(What is needed): Return every line of the material exactly.
======== Entries shown ========
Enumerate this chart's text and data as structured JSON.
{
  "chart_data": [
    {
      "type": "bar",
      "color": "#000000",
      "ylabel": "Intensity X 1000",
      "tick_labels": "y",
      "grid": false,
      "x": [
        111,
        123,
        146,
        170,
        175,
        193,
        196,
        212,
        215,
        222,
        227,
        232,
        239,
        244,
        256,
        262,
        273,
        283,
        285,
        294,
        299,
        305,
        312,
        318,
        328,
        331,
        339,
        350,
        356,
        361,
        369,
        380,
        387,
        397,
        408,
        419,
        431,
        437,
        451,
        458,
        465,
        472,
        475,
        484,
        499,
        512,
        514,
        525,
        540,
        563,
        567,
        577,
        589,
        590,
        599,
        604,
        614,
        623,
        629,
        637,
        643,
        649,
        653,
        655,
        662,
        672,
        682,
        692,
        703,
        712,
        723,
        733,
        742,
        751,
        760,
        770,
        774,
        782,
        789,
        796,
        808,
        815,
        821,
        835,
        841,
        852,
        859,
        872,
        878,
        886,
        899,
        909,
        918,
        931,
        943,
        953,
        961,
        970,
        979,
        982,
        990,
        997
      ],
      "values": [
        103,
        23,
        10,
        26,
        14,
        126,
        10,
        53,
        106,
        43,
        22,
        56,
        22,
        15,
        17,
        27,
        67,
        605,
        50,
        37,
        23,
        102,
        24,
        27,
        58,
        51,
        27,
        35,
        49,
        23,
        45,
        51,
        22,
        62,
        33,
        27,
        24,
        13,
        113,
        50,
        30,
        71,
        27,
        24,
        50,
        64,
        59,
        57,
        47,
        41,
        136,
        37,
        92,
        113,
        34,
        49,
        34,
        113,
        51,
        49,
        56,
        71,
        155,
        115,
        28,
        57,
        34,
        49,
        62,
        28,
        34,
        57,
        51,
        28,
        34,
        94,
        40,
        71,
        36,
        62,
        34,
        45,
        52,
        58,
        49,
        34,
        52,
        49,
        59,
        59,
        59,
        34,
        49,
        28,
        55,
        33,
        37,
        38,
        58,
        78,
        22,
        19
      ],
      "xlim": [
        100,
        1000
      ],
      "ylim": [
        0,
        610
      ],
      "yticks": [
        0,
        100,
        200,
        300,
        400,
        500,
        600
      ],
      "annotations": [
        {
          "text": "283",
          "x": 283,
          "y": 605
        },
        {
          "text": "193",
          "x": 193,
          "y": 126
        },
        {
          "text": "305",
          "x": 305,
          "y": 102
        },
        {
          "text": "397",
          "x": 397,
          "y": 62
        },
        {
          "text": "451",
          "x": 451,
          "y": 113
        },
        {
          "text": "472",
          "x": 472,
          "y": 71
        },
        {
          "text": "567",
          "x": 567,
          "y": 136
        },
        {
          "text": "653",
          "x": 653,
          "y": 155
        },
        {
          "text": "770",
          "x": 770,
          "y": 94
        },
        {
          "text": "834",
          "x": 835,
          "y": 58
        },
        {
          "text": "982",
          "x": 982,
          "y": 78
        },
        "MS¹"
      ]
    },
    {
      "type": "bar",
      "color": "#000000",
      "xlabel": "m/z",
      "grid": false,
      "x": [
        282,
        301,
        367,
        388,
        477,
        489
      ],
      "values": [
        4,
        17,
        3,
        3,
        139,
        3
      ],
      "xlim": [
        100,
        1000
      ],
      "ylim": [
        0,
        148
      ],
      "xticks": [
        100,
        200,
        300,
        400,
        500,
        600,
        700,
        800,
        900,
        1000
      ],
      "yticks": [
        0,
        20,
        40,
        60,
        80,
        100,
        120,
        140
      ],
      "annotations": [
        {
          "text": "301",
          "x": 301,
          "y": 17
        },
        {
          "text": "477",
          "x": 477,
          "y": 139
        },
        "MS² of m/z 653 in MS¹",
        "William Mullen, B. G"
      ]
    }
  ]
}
========
(Expected answer):
Enumerate this chart's text and data as structured JSON.
{
  "chart_data": [
    {
      "type": "bar",
      "color": "#000000",
      "ylabel": "Intensity X 1000",
      "tick_labels": "y",
      "grid": false,
      "x": [
        111,
        123,
        146,
        170,
        175,
        193,
        196,
        212,
        215,
        222,
        227,
        232,
        239,
        244,
        256,
        262,
        273,
        283,
        285,
        294,
        299,
        305,
        312,
        318,
        328,
        331,
        339,
        350,
        356,
        361,
        369,
        380,
        387,
        397,
        408,
        419,
        431,
        437,
        451,
        458,
        465,
        472,
        475,
        484,
        499,
        512,
        514,
        525,
        540,
        563,
        567,
        577,
        589,
        590,
        599,
        604,
        614,
        623,
        629,
        637,
        643,
        649,
        653,
        655,
        662,
        672,
        682,
        692,
        703,
        712,
        723,
        733,
        742,
        751,
        760,
        770,
        774,
        782,
        789,
        796,
        808,
        815,
        821,
        835,
        841,
        852,
        859,
        872,
        878,
        886,
        899,
        909,
        918,
        931,
        943,
        953,
        961,
        970,
        979,
        982,
        990,
        997
      ],
      "values": [
        103,
        23,
        10,
        26,
        14,
        126,
        10,
        53,
        106,
        43,
        22,
        56,
        22,
        15,
        17,
        27,
        67,
        605,
        50,
        37,
        23,
        102,
        24,
        27,
        58,
        51,
        27,
        35,
        49,
        23,
        45,
        51,
        22,
        62,
        33,
        27,
        24,
        13,
        113,
        50,
        30,
        71,
        27,
        24,
        50,
        64,
        59,
        57,
        47,
        41,
        136,
        37,
        92,
        113,
        34,
        49,
        34,
        113,
        51,
        49,
        56,
        71,
        155,
        115,
        28,
        57,
        34,
        49,
        62,
        28,
        34,
        57,
        51,
        28,
        34,
        94,
        40,
        71,
        36,
        62,
        34,
        45,
        52,
        58,
        49,
        34,
        52,
        49,
        59,
        59,
        59,
        34,
        49,
        28,
        55,
        33,
        37,
        38,
        58,
        78,
        22,
        19
      ],
      "xlim": [
        100,
        1000
      ],
      "ylim": [
        0,
        610
      ],
      "yticks": [
        0,
        100,
        200,
        300,
        400,
        500,
        600
      ],
      "annotations": [
        {
          "text": "283",
          "x": 283,
          "y": 605
        },
        {
          "text": "193",
          "x": 193,
          "y": 126
        },
        {
          "text": "305",
          "x": 305,
          "y": 102
        },
        {
          "text": "397",
          "x": 397,
          "y": 62
        },
        {
          "text": "451",
          "x": 451,
          "y": 113
        },
        {
          "text": "472",
          "x": 472,
          "y": 71
        },
        {
          "text": "567",
          "x": 567,
          "y": 136
        },
        {
          "text": "653",
          "x": 653,
          "y": 155
        },
        {
          "text": "770",
          "x": 770,
          "y": 94
        },
        {
          "text": "834",
          "x": 835,
          "y": 58
        },
        {
          "text": "982",
          "x": 982,
          "y": 78
        },
        "MS¹"
      ]
    },
    {
      "type": "bar",
      "color": "#000000",
      "xlabel": "m/z",
      "grid": false,
      "x": [
        282,
        301,
        367,
        388,
        477,
        489
      ],
      "values": [
        4,
        17,
        3,
        3,
        139,
        3
      ],
      "xlim": [
        100,
        1000
      ],
      "ylim": [
        0,
        148
      ],
      "xticks": [
        100,
        200,
        300,
        400,
        500,
        600,
        700,
        800,
        900,
        1000
      ],
      "yticks": [
        0,
        20,
        40,
        60,
        80,
        100,
        120,
        140
      ],
      "annotations": [
        {
          "text": "301",
          "x": 301,
          "y": 17
        },
        {
          "text": "477",
          "x": 477,
          "y": 139
        },
        "MS² of m/z 653 in MS¹",
        "William Mullen, B. G"
      ]
    }
  ]
}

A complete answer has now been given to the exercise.